# Cosa si chiede
Restituisci per intero il segmento di testo sul gasdotto EastMed e sulla politica energetica dell'Unione europea, senza cambiare nulla.

━━━ Segmento di testo ━━━

Nel frattempo, anche in Europa qualcosa si muove. Nella dichiarazione di Versailles di marzo 2022, i leader UE specificano che “bisogna migliorare la connettività con il nostro immediato vicinato”. Il mese dopo, la Commissione europea e l’Alto Rappresentante Borrell rispondono a delle interrogazioni dell’eurodeputata Kaili: l’EastMed è tuttora nella lista dei Progetti di interesse comune, ma non sono stati completati ancora tutti gli studi di valutazione. Il Parlamento europeo, nella sua raccomandazione del settembre 2022 sulla c.d. “Nuova agenda per il Mediterraneo”, adotta invece una posizione più decisa: la regione sarà fondamentale per la transizione verde e per la sicurezza energetica UE; l’EastMed Gas Forum ha un “ruolo positivo” nella cooperazione regionale. E soprattutto bisogna lavorare con urgenza a una nuova rete nel Mediterraneo, sia per il gas che “per altri tipi di energia”, in particolare con “gasdotti, infrastrutture portuali e altre infrastrutture e tecnologie che siano pronti per l'idrogeno verde”.

━━━ Dati forniti ━━━

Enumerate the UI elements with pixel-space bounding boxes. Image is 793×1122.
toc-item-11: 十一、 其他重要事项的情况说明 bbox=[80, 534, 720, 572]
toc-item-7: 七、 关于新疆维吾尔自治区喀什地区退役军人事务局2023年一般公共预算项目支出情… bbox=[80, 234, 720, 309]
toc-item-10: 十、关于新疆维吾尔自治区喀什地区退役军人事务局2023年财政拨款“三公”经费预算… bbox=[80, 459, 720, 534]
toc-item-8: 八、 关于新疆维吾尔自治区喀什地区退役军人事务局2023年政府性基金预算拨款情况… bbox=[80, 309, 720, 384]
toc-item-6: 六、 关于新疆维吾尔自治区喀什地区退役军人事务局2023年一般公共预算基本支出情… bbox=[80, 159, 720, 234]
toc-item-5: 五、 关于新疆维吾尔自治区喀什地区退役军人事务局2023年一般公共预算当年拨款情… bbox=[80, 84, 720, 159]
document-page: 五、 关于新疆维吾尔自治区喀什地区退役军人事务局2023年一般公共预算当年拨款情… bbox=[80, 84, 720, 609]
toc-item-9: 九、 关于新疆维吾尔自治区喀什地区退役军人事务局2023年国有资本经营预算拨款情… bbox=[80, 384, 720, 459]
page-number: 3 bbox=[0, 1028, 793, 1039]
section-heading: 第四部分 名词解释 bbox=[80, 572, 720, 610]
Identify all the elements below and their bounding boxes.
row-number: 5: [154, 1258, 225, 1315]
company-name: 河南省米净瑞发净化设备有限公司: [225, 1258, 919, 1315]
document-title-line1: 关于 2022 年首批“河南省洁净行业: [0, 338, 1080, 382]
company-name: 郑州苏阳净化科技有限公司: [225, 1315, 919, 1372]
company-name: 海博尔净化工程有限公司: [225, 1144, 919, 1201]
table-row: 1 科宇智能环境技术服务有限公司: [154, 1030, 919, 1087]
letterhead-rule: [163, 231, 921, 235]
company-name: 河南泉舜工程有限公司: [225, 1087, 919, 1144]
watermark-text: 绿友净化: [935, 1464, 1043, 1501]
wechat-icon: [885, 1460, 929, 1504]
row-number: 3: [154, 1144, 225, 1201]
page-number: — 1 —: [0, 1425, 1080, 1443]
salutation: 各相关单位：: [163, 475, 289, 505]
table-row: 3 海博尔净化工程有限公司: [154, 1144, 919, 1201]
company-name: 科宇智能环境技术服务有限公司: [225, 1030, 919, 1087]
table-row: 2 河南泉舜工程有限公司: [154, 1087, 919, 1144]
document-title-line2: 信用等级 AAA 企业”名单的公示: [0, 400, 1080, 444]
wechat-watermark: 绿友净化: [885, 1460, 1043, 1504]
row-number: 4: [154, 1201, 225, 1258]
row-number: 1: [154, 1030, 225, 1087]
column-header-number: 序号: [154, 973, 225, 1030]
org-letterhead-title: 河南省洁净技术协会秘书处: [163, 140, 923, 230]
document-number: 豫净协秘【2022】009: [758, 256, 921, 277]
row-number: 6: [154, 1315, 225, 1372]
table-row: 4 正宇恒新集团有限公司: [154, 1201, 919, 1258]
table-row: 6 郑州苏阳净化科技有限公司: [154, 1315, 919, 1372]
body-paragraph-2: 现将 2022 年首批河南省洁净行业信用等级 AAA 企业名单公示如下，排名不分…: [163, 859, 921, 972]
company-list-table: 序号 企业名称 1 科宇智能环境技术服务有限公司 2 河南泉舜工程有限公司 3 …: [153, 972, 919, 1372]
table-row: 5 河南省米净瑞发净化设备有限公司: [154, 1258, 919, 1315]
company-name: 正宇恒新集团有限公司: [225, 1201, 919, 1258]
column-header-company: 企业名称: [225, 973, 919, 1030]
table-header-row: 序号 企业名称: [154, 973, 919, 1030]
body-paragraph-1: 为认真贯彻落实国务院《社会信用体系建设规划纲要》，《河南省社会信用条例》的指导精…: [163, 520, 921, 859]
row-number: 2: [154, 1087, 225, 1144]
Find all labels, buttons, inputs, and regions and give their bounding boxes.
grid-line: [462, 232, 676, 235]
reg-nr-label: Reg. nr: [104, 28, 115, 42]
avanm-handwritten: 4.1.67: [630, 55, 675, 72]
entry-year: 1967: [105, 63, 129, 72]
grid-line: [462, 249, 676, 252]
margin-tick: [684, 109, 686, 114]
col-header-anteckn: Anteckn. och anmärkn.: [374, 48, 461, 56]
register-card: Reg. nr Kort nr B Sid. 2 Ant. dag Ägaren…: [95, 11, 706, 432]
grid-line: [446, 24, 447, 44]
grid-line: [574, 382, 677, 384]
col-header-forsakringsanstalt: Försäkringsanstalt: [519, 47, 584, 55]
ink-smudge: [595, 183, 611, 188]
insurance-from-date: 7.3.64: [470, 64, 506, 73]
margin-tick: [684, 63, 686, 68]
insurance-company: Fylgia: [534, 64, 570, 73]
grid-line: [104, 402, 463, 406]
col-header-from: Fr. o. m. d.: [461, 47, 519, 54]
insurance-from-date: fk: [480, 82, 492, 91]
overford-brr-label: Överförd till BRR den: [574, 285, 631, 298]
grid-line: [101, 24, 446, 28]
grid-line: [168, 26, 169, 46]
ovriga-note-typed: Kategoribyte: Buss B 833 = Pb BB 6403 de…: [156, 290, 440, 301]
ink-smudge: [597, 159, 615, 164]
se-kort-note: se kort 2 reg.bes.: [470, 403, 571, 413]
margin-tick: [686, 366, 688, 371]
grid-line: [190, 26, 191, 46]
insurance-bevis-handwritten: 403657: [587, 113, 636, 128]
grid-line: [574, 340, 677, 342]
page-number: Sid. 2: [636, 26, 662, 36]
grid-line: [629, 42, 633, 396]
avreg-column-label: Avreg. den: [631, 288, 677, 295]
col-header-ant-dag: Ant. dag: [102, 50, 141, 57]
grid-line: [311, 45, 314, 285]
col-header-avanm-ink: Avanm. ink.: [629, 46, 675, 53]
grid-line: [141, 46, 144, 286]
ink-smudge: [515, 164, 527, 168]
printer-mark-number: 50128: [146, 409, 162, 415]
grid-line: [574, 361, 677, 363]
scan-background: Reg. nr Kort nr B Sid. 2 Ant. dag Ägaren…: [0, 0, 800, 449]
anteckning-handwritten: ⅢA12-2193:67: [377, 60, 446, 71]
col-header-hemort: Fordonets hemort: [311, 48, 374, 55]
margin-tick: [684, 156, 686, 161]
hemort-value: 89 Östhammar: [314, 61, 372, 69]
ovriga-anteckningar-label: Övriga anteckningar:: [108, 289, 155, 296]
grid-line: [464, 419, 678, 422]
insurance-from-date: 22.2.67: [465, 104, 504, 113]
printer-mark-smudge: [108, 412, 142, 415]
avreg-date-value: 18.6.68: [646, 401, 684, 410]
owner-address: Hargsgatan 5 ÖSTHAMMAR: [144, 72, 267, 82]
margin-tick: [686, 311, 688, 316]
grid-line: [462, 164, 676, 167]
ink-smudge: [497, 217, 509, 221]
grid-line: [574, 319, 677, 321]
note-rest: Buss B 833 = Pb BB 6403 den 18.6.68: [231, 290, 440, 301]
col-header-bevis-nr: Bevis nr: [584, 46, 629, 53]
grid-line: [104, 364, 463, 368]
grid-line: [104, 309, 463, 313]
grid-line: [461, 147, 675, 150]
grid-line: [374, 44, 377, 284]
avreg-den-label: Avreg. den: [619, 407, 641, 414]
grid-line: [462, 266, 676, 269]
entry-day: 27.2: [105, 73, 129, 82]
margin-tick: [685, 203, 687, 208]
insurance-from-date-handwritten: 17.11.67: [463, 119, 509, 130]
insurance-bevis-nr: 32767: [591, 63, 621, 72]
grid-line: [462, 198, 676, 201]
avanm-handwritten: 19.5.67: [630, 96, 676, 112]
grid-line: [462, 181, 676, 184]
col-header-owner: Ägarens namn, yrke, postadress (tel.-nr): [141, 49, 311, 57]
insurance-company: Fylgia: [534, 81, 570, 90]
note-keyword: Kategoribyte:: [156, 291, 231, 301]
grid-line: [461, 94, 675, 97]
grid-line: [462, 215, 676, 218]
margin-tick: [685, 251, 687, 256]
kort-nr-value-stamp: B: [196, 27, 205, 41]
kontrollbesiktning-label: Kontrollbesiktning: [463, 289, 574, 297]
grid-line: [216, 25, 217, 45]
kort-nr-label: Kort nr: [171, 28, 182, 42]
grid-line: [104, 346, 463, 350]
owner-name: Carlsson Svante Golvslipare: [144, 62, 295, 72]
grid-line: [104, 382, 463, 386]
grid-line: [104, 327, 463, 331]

━━━

# Soluzione
Nel frattempo, anche in Europa qualcosa si muove. Nella dichiarazione di Versailles di marzo 2022, i leader UE specificano che “bisogna migliorare la connettività con il nostro immediato vicinato”. Il mese dopo, la Commissione europea e l’Alto Rappresentante Borrell rispondono a delle interrogazioni dell’eurodeputata Kaili: l’EastMed è tuttora nella lista dei Progetti di interesse comune, ma non sono stati completati ancora tutti gli studi di valutazione. Il Parlamento europeo, nella sua raccomandazione del settembre 2022 sulla c.d. “Nuova agenda per il Mediterraneo”, adotta invece una posizione più decisa: la regione sarà fondamentale per la transizione verde e per la sicurezza energetica UE; l’EastMed Gas Forum ha un “ruolo positivo” nella cooperazione regionale. E soprattutto bisogna lavorare con urgenza a una nuova rete nel Mediterraneo, sia per il gas che “per altri tipi di energia”, in particolare con “gasdotti, infrastrutture portuali e altre infrastrutture e tecnologie che siano pronti per l'idrogeno verde”.